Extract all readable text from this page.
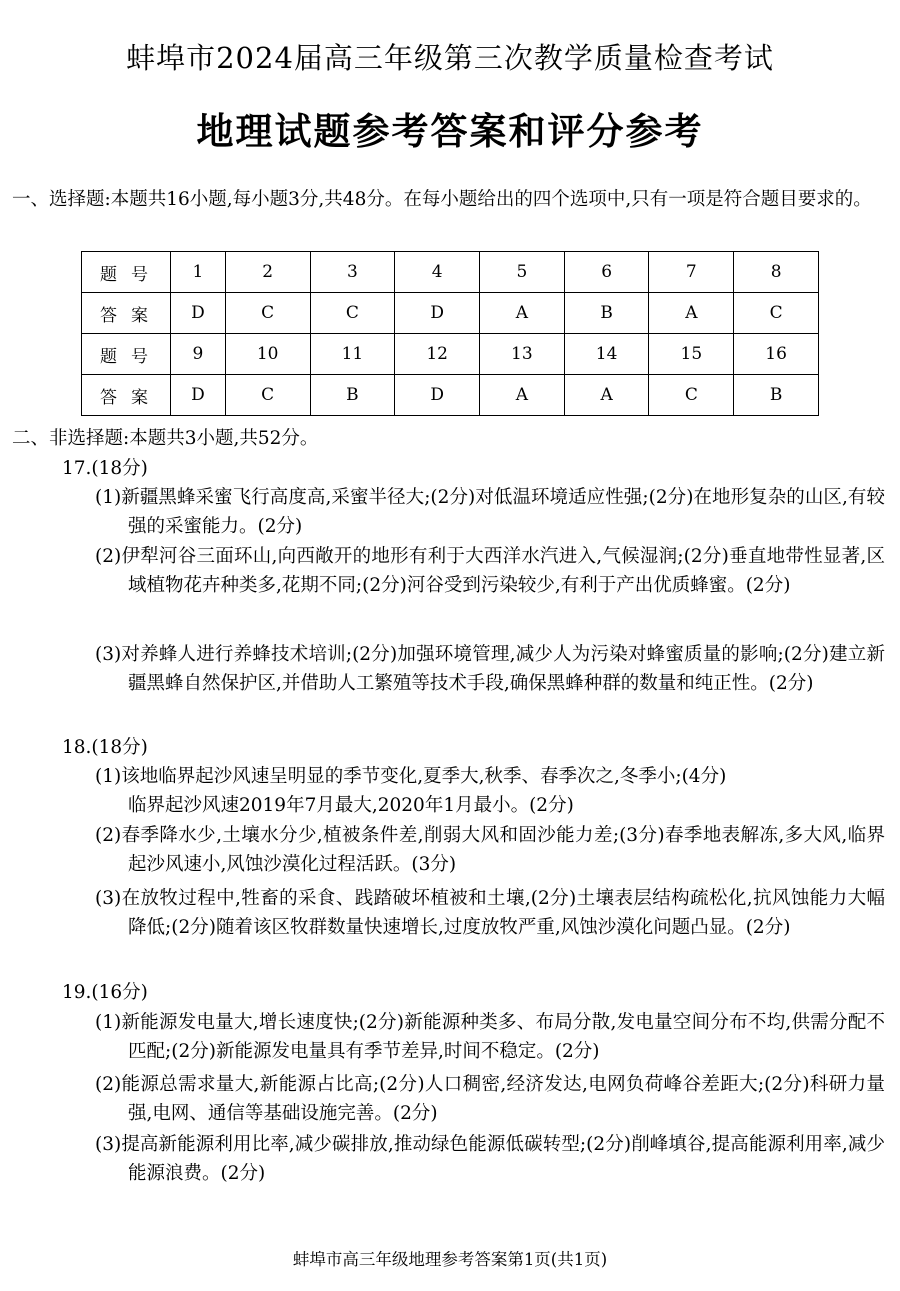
蚌埠市2024届高三年级第三次教学质量检查考试
地理试题参考答案和评分参考
一、选择题:本题共16小题,每小题3分,共48分。在每小题给出的四个选项中,只有一项是符合题目要求的。
题号	1	2	3	4	5	6	7	8
答案	D	C	C	D	A	B	A	C
题号	9	10	11	12	13	14	15	16
答案	D	C	B	D	A	A	C	B
二、非选择题:本题共3小题,共52分。
17.(18分)
(1)新疆黑蜂采蜜飞行高度高,采蜜半径大;(2分)对低温环境适应性强;(2分)在地形复杂的山区,有较强的采蜜能力。(2分)
(2)伊犁河谷三面环山,向西敞开的地形有利于大西洋水汽进入,气候湿润;(2分)垂直地带性显著,区域植物花卉种类多,花期不同;(2分)河谷受到污染较少,有利于产出优质蜂蜜。(2分)
(3)对养蜂人进行养蜂技术培训;(2分)加强环境管理,减少人为污染对蜂蜜质量的影响;(2分)建立新疆黑蜂自然保护区,并借助人工繁殖等技术手段,确保黑蜂种群的数量和纯正性。(2分)
18.(18分)
(1)该地临界起沙风速呈明显的季节变化,夏季大,秋季、春季次之,冬季小;(4分)
临界起沙风速2019年7月最大,2020年1月最小。(2分)
(2)春季降水少,土壤水分少,植被条件差,削弱大风和固沙能力差;(3分)春季地表解冻,多大风,临界起沙风速小,风蚀沙漠化过程活跃。(3分)
(3)在放牧过程中,牲畜的采食、践踏破坏植被和土壤,(2分)土壤表层结构疏松化,抗风蚀能力大幅降低;(2分)随着该区牧群数量快速增长,过度放牧严重,风蚀沙漠化问题凸显。(2分)
19.(16分)
(1)新能源发电量大,增长速度快;(2分)新能源种类多、布局分散,发电量空间分布不均,供需分配不匹配;(2分)新能源发电量具有季节差异,时间不稳定。(2分)
(2)能源总需求量大,新能源占比高;(2分)人口稠密,经济发达,电网负荷峰谷差距大;(2分)科研力量强,电网、通信等基础设施完善。(2分)
(3)提高新能源利用比率,减少碳排放,推动绿色能源低碳转型;(2分)削峰填谷,提高能源利用率,减少能源浪费。(2分)
蚌埠市高三年级地理参考答案第1页(共1页)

------------

• **WHAT THE TASK ASKS**
All of the entries above should be duplicated exactly, except for the pictures.

• **EXPECTED ANSWER**
Extract all readable text from this page.
蚌埠市2024届高三年级第三次教学质量检查考试
地理试题参考答案和评分参考
一、选择题:本题共16小题,每小题3分,共48分。在每小题给出的四个选项中,只有一项是符合题目要求的。
题号	1	2	3	4	5	6	7	8
答案	D	C	C	D	A	B	A	C
题号	9	10	11	12	13	14	15	16
答案	D	C	B	D	A	A	C	B
二、非选择题:本题共3小题,共52分。
17.(18分)
(1)新疆黑蜂采蜜飞行高度高,采蜜半径大;(2分)对低温环境适应性强;(2分)在地形复杂的山区,有较强的采蜜能力。(2分)
(2)伊犁河谷三面环山,向西敞开的地形有利于大西洋水汽进入,气候湿润;(2分)垂直地带性显著,区域植物花卉种类多,花期不同;(2分)河谷受到污染较少,有利于产出优质蜂蜜。(2分)
(3)对养蜂人进行养蜂技术培训;(2分)加强环境管理,减少人为污染对蜂蜜质量的影响;(2分)建立新疆黑蜂自然保护区,并借助人工繁殖等技术手段,确保黑蜂种群的数量和纯正性。(2分)
18.(18分)
(1)该地临界起沙风速呈明显的季节变化,夏季大,秋季、春季次之,冬季小;(4分)
临界起沙风速2019年7月最大,2020年1月最小。(2分)
(2)春季降水少,土壤水分少,植被条件差,削弱大风和固沙能力差;(3分)春季地表解冻,多大风,临界起沙风速小,风蚀沙漠化过程活跃。(3分)
(3)在放牧过程中,牲畜的采食、践踏破坏植被和土壤,(2分)土壤表层结构疏松化,抗风蚀能力大幅降低;(2分)随着该区牧群数量快速增长,过度放牧严重,风蚀沙漠化问题凸显。(2分)
19.(16分)
(1)新能源发电量大,增长速度快;(2分)新能源种类多、布局分散,发电量空间分布不均,供需分配不匹配;(2分)新能源发电量具有季节差异,时间不稳定。(2分)
(2)能源总需求量大,新能源占比高;(2分)人口稠密,经济发达,电网负荷峰谷差距大;(2分)科研力量强,电网、通信等基础设施完善。(2分)
(3)提高新能源利用比率,减少碳排放,推动绿色能源低碳转型;(2分)削峰填谷,提高能源利用率,减少能源浪费。(2分)
蚌埠市高三年级地理参考答案第1页(共1页)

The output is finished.